§ GIVEN TASK: Count the lines in the data below where the string "next" occurs, please, and give the number alone.

§ DATA:

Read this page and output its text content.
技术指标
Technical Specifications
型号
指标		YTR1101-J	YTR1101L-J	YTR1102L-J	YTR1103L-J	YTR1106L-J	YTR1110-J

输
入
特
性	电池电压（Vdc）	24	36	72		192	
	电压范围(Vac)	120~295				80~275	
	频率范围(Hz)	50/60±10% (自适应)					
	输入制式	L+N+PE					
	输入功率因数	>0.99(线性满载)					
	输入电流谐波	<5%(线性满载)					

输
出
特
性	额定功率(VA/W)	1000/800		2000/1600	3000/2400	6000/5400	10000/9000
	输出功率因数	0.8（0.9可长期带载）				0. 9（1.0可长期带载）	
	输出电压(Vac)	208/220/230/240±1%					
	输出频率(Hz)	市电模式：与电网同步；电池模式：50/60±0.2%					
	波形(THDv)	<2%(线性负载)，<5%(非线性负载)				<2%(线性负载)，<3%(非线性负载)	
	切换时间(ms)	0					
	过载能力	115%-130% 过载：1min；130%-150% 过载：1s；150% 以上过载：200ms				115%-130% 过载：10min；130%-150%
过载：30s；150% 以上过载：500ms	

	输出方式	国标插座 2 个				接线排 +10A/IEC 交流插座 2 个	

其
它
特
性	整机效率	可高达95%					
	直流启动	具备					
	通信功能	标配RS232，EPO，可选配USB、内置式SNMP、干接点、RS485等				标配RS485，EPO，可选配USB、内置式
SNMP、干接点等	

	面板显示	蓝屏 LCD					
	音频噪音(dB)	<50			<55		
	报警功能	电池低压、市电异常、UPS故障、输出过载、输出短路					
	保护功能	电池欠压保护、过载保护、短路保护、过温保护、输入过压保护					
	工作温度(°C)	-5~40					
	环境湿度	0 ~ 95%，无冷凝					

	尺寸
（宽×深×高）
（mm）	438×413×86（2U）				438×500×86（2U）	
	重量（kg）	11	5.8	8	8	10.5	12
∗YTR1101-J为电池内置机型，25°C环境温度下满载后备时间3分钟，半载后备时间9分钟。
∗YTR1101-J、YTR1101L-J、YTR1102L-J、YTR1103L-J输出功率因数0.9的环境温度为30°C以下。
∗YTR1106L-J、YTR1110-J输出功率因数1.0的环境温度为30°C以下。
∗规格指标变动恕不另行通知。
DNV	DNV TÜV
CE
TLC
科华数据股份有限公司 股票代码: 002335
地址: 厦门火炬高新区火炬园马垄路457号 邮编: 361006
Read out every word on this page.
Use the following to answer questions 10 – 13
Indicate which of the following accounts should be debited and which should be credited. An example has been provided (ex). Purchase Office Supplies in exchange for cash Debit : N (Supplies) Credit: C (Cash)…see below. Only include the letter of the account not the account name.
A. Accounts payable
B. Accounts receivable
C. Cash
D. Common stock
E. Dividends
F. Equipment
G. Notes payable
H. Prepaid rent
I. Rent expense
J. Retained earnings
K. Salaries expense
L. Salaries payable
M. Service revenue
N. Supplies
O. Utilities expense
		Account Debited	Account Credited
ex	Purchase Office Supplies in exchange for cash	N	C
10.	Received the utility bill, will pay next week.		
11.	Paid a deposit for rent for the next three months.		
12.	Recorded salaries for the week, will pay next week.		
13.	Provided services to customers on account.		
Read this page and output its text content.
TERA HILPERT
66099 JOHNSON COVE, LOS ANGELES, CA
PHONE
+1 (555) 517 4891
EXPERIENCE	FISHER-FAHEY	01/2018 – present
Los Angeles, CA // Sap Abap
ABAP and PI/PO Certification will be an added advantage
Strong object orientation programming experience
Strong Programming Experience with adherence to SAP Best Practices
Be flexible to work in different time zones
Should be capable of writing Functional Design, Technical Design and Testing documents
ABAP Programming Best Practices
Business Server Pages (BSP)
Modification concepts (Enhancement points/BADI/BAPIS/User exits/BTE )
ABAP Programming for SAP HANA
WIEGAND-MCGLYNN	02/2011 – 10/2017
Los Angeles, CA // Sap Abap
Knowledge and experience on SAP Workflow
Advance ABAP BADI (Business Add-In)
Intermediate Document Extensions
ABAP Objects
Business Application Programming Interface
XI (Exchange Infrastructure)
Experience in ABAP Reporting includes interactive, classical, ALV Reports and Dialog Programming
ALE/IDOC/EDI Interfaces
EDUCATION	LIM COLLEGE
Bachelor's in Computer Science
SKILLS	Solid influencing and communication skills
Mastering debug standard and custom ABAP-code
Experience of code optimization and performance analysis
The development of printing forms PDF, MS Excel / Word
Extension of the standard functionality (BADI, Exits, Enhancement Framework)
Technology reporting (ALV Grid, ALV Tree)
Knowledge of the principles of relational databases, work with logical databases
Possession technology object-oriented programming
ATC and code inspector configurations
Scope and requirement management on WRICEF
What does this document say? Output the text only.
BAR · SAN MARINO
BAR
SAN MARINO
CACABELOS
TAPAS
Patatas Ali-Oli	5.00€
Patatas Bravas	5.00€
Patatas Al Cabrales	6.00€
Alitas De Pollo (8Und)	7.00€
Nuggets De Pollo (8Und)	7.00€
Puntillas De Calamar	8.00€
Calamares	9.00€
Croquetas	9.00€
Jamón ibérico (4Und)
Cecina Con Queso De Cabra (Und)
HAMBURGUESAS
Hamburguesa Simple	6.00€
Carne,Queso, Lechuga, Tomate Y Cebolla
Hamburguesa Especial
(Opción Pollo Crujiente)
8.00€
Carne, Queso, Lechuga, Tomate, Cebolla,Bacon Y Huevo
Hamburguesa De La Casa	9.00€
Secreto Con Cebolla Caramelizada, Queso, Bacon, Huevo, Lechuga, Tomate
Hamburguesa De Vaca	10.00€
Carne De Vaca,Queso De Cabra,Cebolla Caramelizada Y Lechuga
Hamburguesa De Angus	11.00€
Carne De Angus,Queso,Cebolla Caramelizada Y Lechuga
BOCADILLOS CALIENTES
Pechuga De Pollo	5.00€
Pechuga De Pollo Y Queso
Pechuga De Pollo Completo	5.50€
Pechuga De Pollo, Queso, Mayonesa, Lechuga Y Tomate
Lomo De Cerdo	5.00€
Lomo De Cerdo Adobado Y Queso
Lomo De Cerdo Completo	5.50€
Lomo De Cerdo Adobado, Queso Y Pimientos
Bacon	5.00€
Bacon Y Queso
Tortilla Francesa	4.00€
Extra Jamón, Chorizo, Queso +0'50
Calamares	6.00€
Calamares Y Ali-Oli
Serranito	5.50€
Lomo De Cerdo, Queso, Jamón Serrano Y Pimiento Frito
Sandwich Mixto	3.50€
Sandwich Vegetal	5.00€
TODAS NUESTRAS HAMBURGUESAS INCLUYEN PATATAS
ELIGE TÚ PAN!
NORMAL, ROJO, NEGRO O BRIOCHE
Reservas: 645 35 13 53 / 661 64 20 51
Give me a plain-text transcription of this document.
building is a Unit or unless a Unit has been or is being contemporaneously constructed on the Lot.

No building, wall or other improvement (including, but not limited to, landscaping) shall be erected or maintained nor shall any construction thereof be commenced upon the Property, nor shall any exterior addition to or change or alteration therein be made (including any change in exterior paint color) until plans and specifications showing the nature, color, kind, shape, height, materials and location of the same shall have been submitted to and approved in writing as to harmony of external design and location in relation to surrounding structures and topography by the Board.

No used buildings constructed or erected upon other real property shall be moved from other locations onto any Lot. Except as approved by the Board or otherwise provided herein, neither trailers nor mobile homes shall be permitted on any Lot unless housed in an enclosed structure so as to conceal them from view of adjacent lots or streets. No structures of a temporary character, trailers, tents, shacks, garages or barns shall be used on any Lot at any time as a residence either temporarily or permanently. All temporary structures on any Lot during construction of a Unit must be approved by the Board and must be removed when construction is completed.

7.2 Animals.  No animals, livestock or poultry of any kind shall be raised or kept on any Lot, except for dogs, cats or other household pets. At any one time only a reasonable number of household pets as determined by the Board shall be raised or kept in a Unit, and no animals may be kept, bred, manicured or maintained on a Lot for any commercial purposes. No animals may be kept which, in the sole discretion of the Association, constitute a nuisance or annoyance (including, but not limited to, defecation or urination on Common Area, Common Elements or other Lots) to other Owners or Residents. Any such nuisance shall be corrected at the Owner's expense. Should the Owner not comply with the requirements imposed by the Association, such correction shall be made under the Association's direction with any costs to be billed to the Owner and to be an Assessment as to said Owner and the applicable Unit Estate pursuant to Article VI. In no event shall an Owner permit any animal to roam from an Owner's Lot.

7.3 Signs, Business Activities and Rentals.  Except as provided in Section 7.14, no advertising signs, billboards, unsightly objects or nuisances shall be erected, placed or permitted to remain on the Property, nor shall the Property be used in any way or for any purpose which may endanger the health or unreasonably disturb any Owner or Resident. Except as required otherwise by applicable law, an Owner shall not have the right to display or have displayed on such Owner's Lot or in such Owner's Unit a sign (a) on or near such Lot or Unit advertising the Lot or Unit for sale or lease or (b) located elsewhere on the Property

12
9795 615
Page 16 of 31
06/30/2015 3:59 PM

§ ANSWER IN FULL: 3